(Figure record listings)
┌────────
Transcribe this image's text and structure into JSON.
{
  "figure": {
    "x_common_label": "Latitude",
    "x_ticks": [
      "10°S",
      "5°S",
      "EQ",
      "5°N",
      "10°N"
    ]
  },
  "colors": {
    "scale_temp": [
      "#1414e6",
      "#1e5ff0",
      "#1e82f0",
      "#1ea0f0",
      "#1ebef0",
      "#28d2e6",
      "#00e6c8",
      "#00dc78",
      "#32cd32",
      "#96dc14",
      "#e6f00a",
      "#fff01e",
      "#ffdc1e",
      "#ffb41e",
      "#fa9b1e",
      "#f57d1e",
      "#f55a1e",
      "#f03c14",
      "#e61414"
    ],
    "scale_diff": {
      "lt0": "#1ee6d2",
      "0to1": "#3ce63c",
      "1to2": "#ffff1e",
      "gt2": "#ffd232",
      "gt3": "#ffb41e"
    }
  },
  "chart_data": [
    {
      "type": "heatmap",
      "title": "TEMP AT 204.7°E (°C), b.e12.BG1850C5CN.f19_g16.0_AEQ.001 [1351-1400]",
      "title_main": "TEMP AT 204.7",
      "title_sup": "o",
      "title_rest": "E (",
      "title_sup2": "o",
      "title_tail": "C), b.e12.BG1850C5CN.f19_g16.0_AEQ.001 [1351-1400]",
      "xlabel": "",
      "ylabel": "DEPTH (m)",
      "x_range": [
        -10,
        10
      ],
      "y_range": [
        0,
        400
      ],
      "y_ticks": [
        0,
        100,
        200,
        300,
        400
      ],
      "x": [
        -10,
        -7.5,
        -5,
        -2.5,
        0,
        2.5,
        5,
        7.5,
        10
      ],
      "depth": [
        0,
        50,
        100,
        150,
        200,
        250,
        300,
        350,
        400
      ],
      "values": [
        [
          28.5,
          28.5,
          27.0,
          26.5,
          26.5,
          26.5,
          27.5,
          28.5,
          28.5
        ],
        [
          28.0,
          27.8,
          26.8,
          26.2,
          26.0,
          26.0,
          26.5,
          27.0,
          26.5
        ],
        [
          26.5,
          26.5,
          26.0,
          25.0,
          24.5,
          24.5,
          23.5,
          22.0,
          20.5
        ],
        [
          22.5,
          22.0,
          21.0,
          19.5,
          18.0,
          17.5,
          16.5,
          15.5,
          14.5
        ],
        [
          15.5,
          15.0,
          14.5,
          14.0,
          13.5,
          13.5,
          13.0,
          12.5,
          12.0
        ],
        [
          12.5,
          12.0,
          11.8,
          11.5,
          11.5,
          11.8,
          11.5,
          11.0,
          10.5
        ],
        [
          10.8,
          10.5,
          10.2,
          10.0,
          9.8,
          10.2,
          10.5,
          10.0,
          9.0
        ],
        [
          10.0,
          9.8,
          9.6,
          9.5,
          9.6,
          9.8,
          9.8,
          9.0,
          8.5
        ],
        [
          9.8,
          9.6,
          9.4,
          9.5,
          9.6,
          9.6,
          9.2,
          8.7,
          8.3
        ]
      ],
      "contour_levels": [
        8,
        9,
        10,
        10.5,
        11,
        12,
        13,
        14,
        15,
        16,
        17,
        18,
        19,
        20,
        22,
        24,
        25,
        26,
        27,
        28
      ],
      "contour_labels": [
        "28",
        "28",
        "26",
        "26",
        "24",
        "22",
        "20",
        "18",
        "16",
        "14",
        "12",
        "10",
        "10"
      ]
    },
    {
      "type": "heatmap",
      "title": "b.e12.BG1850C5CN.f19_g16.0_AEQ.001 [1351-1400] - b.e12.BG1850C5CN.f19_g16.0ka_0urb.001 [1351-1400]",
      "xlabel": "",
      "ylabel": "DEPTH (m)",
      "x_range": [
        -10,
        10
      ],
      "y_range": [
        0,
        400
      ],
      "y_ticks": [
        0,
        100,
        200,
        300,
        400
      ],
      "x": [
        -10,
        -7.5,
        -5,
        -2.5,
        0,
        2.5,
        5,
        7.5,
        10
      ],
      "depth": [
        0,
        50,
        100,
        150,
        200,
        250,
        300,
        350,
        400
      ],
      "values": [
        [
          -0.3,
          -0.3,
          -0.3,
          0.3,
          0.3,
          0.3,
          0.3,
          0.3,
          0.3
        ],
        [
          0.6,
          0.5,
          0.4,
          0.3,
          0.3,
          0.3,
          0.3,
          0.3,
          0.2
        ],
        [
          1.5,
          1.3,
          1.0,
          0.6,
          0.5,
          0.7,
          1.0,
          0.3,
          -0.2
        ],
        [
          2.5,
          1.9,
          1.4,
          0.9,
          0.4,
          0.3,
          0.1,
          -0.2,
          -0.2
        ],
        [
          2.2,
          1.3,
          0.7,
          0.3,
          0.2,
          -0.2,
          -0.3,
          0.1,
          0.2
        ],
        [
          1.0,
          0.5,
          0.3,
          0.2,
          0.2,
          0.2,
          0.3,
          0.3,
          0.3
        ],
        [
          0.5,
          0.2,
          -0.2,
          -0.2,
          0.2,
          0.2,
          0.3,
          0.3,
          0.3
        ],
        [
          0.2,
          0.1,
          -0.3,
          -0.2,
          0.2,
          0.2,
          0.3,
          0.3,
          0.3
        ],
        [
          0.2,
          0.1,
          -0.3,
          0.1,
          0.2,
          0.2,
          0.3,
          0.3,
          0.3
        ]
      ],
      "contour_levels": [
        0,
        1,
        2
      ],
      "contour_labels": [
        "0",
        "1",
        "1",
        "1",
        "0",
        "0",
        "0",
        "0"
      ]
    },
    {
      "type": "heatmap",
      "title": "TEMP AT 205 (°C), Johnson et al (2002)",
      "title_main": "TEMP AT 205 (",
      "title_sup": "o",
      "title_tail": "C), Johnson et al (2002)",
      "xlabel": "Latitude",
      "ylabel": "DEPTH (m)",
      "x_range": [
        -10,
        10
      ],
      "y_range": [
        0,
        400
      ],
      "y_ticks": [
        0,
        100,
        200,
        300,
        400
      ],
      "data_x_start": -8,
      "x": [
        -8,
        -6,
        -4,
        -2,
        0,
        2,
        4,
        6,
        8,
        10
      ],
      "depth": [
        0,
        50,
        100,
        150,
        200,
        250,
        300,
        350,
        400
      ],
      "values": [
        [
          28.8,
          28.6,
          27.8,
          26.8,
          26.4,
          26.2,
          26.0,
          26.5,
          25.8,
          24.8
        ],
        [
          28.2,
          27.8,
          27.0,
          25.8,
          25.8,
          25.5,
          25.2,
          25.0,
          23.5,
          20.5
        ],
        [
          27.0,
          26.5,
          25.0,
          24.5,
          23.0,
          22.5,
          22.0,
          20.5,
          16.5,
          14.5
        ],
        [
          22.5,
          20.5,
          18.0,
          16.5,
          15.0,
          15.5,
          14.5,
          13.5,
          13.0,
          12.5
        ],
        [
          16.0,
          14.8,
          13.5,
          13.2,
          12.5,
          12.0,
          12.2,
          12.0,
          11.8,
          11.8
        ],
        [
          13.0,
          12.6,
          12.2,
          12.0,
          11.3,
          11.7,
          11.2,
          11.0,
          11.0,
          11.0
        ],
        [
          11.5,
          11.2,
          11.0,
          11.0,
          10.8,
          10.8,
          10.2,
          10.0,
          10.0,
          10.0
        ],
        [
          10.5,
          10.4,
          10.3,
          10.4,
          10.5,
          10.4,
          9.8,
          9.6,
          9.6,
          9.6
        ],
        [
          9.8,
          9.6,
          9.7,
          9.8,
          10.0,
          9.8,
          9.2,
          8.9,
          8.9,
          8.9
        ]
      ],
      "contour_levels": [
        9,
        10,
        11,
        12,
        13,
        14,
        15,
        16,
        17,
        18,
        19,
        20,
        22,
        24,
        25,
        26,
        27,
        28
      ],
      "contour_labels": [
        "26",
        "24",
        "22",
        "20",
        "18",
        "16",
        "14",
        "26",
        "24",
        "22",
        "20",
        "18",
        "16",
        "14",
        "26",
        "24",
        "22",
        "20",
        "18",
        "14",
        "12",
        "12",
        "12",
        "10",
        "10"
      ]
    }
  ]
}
└────────
| PROBLEM |
Copy each line holding the word "Latitude" from the listing above.

| SOLUTION FOR THIS EXERCISE |
    "x_common_label": "Latitude",
      "xlabel": "Latitude",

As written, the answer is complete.